**** Material for the task
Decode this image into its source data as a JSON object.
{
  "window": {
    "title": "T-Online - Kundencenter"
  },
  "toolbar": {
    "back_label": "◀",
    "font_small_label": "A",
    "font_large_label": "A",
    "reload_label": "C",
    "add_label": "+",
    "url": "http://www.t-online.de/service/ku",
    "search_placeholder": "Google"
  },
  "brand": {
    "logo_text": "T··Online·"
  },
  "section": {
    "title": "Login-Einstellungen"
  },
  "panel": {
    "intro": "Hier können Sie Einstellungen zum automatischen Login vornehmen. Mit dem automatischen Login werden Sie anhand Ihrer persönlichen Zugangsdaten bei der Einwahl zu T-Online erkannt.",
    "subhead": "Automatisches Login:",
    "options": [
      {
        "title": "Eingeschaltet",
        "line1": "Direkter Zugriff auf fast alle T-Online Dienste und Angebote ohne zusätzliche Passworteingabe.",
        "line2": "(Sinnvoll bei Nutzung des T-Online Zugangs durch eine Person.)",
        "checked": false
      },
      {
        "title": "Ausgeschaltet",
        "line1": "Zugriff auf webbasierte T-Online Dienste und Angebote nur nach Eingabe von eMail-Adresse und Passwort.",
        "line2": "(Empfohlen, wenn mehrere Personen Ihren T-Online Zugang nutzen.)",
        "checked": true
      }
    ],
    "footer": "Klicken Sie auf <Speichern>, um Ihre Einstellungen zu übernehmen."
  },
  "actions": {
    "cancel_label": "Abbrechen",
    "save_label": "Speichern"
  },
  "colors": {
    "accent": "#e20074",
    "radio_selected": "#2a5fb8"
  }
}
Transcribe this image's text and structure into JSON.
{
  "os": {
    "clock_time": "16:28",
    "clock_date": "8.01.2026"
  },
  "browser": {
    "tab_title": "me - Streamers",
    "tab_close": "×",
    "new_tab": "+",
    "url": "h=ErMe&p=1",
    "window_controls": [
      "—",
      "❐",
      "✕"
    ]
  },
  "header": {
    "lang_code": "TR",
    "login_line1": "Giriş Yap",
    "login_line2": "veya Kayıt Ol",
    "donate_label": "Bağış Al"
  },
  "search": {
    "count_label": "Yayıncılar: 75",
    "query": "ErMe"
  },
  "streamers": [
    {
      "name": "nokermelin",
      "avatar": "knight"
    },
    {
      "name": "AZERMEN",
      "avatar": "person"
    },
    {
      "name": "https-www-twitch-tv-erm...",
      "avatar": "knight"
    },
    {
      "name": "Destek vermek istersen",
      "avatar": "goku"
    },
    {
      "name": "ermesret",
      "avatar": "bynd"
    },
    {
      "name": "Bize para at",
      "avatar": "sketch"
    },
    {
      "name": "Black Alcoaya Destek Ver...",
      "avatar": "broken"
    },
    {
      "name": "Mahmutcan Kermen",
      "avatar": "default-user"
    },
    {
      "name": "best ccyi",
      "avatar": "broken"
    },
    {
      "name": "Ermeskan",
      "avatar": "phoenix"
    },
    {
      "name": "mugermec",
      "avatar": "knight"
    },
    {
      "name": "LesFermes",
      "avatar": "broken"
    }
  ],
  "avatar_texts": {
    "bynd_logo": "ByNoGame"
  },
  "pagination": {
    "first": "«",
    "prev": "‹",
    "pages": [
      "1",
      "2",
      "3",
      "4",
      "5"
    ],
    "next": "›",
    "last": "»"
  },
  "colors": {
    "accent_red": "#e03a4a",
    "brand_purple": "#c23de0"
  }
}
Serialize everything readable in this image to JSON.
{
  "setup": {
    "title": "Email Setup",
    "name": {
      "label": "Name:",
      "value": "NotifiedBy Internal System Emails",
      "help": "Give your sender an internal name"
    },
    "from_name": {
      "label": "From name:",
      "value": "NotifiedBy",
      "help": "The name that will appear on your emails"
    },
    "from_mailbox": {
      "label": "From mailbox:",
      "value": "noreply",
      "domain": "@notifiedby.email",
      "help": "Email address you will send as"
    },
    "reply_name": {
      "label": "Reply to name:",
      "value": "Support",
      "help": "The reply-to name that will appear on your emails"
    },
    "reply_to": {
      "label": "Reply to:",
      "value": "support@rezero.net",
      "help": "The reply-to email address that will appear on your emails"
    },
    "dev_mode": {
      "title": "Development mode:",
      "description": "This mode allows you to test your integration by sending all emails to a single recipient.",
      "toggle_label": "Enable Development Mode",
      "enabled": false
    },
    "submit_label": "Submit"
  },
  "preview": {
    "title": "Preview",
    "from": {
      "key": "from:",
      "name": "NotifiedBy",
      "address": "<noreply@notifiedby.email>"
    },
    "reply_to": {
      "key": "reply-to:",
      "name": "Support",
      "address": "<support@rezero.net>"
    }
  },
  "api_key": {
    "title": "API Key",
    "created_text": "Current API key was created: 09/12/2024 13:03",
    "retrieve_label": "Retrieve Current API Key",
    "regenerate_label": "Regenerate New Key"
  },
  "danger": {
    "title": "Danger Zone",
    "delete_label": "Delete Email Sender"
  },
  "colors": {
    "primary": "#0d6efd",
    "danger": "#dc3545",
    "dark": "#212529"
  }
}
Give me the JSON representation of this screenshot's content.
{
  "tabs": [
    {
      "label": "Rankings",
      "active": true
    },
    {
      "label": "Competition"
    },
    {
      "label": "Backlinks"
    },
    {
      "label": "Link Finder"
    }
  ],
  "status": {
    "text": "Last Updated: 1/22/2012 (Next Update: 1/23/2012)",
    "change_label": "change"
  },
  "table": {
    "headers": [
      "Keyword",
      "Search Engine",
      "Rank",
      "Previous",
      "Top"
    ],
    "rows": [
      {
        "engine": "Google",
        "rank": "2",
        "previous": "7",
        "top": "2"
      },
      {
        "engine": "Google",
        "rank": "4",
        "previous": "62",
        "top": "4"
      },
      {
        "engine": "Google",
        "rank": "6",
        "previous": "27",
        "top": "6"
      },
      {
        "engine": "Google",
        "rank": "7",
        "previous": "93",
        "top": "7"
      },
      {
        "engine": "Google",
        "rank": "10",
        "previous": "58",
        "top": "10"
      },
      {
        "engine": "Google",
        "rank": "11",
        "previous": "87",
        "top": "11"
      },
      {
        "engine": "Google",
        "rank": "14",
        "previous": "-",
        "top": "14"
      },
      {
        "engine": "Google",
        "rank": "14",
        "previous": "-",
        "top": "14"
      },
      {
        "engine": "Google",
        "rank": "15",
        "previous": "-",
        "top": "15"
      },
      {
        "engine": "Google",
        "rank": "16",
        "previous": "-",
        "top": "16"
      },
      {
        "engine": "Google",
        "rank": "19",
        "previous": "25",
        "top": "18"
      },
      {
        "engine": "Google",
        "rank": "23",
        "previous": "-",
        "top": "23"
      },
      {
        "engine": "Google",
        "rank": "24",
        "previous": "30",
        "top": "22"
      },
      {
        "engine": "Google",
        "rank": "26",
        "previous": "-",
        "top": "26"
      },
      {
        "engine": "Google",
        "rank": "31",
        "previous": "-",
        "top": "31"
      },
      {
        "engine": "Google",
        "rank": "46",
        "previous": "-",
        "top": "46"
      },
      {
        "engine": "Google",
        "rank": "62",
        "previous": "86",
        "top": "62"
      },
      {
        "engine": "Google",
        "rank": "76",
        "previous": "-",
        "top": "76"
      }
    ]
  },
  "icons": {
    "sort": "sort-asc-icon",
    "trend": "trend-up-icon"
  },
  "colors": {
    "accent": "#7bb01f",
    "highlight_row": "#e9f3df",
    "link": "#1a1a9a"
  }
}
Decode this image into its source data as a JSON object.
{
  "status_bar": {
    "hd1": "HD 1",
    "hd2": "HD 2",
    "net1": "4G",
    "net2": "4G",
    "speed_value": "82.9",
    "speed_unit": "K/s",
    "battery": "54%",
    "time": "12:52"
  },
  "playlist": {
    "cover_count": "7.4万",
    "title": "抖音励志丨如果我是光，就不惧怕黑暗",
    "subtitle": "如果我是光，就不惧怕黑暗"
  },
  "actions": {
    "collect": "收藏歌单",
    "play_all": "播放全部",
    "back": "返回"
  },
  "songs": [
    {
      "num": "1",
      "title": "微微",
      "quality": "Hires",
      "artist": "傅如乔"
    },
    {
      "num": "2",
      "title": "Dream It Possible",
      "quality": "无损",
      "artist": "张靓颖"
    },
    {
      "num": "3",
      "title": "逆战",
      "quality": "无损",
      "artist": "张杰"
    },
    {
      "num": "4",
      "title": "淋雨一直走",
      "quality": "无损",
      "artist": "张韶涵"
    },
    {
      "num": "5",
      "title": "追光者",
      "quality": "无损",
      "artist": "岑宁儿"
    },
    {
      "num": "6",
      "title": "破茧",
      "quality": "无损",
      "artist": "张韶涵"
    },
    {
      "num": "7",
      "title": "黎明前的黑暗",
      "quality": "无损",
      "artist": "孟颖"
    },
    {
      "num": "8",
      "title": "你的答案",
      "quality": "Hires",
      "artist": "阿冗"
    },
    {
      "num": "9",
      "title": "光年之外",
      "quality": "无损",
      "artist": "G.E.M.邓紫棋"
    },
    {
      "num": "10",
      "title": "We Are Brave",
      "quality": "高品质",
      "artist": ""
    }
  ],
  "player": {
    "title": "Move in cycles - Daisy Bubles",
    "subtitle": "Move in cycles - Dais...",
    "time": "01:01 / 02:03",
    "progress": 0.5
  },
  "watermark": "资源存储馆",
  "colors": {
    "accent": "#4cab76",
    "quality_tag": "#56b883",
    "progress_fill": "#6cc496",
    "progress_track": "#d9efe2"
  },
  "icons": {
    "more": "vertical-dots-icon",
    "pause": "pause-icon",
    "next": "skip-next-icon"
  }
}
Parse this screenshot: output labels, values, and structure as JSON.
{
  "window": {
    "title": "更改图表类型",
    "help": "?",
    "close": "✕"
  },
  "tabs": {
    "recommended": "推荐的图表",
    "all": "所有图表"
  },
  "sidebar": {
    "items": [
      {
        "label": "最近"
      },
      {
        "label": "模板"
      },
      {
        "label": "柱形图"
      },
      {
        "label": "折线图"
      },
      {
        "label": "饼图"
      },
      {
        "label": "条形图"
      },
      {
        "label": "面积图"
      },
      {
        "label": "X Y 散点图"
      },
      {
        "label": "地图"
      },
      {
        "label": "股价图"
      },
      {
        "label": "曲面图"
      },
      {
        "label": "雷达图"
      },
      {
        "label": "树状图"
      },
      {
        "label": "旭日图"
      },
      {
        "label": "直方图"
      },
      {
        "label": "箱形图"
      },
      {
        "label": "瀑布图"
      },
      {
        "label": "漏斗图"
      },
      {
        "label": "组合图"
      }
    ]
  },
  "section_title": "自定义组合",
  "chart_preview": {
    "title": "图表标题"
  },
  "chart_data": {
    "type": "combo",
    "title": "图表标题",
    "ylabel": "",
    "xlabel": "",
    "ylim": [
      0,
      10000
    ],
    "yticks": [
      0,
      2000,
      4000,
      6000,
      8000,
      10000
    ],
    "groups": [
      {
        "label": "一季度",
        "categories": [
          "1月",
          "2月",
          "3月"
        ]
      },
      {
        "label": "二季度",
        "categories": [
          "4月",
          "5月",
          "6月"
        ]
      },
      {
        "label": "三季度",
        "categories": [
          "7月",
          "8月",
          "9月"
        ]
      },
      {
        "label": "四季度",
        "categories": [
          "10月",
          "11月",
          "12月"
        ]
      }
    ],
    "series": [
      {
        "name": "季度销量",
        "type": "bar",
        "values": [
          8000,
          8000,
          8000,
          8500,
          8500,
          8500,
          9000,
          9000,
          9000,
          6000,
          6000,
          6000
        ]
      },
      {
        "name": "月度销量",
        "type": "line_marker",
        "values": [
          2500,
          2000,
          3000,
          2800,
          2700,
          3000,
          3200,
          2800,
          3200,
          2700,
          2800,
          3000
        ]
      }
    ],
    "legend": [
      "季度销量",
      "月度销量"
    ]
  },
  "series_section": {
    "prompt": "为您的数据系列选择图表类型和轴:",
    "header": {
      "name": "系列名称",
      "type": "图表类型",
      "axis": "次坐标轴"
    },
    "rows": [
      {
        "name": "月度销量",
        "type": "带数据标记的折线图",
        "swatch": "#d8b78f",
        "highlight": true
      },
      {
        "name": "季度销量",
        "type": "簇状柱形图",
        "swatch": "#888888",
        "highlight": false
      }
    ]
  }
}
********
Choose all lines containing the string "Give" and copy them out.

      "help": "Give your sender an internal name"
Give me the JSON representation of this screenshot's content.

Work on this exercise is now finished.